··· Recorded data ···

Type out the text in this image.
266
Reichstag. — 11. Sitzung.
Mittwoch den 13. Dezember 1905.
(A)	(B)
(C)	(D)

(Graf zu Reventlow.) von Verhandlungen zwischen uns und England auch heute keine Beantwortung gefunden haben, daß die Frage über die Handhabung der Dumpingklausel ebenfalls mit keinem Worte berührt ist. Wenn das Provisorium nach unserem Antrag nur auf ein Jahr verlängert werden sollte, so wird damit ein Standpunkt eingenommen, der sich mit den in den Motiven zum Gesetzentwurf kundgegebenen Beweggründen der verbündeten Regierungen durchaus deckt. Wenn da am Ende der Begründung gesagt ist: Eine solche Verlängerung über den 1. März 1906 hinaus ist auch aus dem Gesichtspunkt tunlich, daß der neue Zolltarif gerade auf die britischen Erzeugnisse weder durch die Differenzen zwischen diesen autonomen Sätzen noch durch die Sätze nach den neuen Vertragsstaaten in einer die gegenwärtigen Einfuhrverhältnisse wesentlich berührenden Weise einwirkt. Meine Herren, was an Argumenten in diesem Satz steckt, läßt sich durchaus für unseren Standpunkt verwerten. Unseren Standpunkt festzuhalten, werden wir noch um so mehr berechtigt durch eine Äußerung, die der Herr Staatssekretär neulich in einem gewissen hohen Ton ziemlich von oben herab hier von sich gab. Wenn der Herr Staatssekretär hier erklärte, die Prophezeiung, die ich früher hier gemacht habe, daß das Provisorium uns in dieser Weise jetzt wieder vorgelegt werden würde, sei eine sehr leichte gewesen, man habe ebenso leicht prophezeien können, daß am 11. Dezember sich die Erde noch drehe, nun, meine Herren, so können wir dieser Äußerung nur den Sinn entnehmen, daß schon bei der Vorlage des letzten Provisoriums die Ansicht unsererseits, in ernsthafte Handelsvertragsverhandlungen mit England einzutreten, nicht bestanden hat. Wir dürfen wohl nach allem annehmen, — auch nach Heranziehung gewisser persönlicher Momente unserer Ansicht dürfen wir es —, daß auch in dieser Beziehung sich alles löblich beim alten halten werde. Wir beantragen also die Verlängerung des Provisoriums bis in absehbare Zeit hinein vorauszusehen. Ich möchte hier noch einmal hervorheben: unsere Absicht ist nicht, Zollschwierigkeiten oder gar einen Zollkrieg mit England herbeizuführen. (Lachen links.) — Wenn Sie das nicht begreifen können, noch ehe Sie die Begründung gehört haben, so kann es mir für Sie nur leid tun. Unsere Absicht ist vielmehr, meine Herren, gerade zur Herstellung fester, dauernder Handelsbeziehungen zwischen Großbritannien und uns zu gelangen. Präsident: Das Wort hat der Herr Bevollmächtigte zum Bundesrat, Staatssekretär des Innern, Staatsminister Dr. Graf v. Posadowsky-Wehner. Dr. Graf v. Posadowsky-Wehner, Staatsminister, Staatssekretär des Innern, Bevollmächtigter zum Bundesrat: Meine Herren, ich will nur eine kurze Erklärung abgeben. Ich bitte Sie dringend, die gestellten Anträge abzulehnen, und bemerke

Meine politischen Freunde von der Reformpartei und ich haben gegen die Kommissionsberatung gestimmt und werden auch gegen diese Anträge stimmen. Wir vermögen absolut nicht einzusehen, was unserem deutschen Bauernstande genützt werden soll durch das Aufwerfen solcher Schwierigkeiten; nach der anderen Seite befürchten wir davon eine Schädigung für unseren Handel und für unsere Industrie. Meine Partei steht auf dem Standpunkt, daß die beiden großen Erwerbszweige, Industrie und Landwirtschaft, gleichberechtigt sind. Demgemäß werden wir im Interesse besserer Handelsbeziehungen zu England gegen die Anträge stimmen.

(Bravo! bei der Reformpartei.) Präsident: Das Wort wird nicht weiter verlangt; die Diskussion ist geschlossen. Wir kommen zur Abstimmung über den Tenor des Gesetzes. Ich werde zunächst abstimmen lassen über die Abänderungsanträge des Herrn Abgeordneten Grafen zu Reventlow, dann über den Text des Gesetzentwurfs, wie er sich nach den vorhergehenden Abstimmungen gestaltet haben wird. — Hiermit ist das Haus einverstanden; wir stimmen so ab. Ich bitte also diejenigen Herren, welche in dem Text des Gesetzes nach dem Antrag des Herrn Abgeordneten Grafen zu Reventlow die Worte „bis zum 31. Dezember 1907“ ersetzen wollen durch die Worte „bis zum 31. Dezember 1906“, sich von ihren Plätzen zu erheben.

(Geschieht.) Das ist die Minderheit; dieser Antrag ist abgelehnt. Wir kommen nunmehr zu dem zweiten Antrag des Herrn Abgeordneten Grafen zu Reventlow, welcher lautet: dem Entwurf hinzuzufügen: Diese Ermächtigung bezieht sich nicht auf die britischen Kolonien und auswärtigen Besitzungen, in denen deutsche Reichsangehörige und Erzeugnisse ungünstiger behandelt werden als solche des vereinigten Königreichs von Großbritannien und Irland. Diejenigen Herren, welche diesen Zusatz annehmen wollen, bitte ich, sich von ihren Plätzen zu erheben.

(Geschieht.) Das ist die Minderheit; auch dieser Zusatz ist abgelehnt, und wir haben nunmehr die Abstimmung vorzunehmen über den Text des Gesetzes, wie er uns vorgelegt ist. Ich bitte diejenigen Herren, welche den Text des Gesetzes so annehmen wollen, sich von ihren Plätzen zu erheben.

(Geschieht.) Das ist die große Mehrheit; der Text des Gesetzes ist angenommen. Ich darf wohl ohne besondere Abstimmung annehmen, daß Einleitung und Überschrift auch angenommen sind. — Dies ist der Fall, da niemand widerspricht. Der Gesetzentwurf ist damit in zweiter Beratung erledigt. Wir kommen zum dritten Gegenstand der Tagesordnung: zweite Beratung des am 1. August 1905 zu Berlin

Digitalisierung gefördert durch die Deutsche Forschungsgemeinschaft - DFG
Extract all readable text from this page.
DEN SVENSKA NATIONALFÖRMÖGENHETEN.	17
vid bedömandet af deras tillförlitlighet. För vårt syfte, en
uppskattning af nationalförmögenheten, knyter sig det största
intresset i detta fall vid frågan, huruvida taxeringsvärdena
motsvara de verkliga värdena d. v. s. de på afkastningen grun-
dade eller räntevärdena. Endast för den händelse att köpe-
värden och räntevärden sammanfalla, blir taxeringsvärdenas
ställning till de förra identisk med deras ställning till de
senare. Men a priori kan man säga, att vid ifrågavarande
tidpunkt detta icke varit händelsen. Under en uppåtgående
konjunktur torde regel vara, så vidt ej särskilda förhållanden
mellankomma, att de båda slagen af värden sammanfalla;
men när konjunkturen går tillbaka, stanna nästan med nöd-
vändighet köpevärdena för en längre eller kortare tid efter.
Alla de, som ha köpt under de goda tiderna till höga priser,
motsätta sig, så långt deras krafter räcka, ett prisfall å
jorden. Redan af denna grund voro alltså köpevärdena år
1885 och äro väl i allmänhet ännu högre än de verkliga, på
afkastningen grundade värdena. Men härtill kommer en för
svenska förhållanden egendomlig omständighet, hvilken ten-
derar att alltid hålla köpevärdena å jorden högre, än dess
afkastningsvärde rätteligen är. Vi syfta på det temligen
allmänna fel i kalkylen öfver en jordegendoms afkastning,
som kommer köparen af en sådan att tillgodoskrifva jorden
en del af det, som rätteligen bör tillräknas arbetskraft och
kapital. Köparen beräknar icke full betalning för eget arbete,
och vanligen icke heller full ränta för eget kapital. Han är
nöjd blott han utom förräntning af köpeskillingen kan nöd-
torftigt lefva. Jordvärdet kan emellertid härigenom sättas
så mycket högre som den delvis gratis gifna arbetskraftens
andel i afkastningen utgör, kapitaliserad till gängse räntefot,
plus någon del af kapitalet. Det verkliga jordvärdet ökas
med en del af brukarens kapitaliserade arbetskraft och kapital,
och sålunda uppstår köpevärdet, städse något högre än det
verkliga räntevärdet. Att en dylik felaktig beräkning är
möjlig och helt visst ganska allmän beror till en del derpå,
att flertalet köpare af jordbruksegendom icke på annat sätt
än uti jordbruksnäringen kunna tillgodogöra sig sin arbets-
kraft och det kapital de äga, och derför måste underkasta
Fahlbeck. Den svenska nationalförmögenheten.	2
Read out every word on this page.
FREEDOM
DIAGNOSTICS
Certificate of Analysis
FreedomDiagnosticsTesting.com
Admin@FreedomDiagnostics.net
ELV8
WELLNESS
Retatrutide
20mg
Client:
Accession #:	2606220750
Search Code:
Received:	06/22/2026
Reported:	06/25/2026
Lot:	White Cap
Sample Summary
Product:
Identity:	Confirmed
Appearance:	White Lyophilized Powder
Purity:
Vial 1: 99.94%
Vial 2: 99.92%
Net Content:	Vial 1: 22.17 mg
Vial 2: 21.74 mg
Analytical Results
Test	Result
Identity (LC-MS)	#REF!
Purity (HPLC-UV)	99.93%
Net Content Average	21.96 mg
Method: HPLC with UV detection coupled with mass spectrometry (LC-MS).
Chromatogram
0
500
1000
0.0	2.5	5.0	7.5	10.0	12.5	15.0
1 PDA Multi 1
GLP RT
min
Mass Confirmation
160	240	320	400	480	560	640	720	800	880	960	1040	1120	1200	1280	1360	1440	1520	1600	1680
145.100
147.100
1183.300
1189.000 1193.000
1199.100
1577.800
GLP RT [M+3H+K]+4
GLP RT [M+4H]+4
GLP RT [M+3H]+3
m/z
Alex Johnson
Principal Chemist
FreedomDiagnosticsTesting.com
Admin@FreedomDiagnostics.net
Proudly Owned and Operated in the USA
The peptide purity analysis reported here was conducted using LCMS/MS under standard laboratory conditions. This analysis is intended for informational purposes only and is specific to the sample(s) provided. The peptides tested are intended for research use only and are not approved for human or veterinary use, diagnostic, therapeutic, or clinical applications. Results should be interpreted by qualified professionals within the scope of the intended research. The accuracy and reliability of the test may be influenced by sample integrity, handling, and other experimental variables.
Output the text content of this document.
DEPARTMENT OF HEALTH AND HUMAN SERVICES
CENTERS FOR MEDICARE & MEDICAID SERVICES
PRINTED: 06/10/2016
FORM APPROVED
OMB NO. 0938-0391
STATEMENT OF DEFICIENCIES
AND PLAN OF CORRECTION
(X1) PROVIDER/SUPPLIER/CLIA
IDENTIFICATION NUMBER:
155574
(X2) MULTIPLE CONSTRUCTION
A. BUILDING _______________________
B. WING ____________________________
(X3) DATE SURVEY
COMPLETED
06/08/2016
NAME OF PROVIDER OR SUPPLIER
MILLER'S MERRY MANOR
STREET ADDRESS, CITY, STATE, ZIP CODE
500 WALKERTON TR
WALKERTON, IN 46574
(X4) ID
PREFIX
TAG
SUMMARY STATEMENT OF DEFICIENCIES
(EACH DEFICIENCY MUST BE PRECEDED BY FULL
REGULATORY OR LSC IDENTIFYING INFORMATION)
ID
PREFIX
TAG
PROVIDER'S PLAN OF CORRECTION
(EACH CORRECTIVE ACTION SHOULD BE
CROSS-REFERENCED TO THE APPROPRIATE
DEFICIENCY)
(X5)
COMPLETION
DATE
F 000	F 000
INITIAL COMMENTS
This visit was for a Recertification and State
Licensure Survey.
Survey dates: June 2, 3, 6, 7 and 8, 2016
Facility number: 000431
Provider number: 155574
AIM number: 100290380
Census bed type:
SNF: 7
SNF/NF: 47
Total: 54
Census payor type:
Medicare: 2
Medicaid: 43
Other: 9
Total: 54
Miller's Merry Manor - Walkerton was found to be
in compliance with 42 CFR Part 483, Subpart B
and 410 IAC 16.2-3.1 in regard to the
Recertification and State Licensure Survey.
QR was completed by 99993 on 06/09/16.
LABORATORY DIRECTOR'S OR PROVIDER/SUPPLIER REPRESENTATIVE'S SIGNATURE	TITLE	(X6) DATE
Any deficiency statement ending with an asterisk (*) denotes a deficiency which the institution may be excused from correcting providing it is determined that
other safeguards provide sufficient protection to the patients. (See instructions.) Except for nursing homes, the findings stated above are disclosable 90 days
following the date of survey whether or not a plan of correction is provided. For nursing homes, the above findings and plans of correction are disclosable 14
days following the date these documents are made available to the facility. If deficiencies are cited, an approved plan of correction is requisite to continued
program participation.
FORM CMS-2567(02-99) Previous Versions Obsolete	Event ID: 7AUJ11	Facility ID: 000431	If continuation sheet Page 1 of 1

···

Among the records, find each line where the word "Recertification" occurs, and copy it.

This visit was for a Recertification and State
Recertification and State Licensure Survey.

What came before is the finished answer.